◆ THE PROBLEM
Turn the lines from the start of the records through the line containing "step-1-label: painless patch" into a numbered list, leaving out any blank lines.

begin EXTRACTED RECORDS

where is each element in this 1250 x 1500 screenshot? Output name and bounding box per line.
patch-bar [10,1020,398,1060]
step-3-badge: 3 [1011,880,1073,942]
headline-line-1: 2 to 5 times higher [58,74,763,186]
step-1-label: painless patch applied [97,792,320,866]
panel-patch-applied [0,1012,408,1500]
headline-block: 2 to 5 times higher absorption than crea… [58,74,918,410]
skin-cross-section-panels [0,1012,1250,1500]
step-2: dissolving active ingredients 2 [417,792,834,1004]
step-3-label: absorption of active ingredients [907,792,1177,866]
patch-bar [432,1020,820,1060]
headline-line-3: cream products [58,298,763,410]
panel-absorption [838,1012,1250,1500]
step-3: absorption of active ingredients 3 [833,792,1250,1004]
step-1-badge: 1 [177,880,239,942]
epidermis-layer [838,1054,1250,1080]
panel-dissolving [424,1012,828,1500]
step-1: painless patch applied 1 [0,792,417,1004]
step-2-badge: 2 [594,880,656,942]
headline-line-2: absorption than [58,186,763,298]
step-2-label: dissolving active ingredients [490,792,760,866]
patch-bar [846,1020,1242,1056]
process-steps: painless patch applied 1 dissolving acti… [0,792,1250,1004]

end EXTRACTED RECORDS

◆ OUTPUT FOR THIS EXERCISE
1. where is each element in this 1250 x 1500 screenshot? Output name and bounding box per line.
2. patch-bar [10,1020,398,1060]
3. step-3-badge: 3 [1011,880,1073,942]
4. headline-line-1: 2 to 5 times higher [58,74,763,186]
5. step-1-label: painless patch applied [97,792,320,866]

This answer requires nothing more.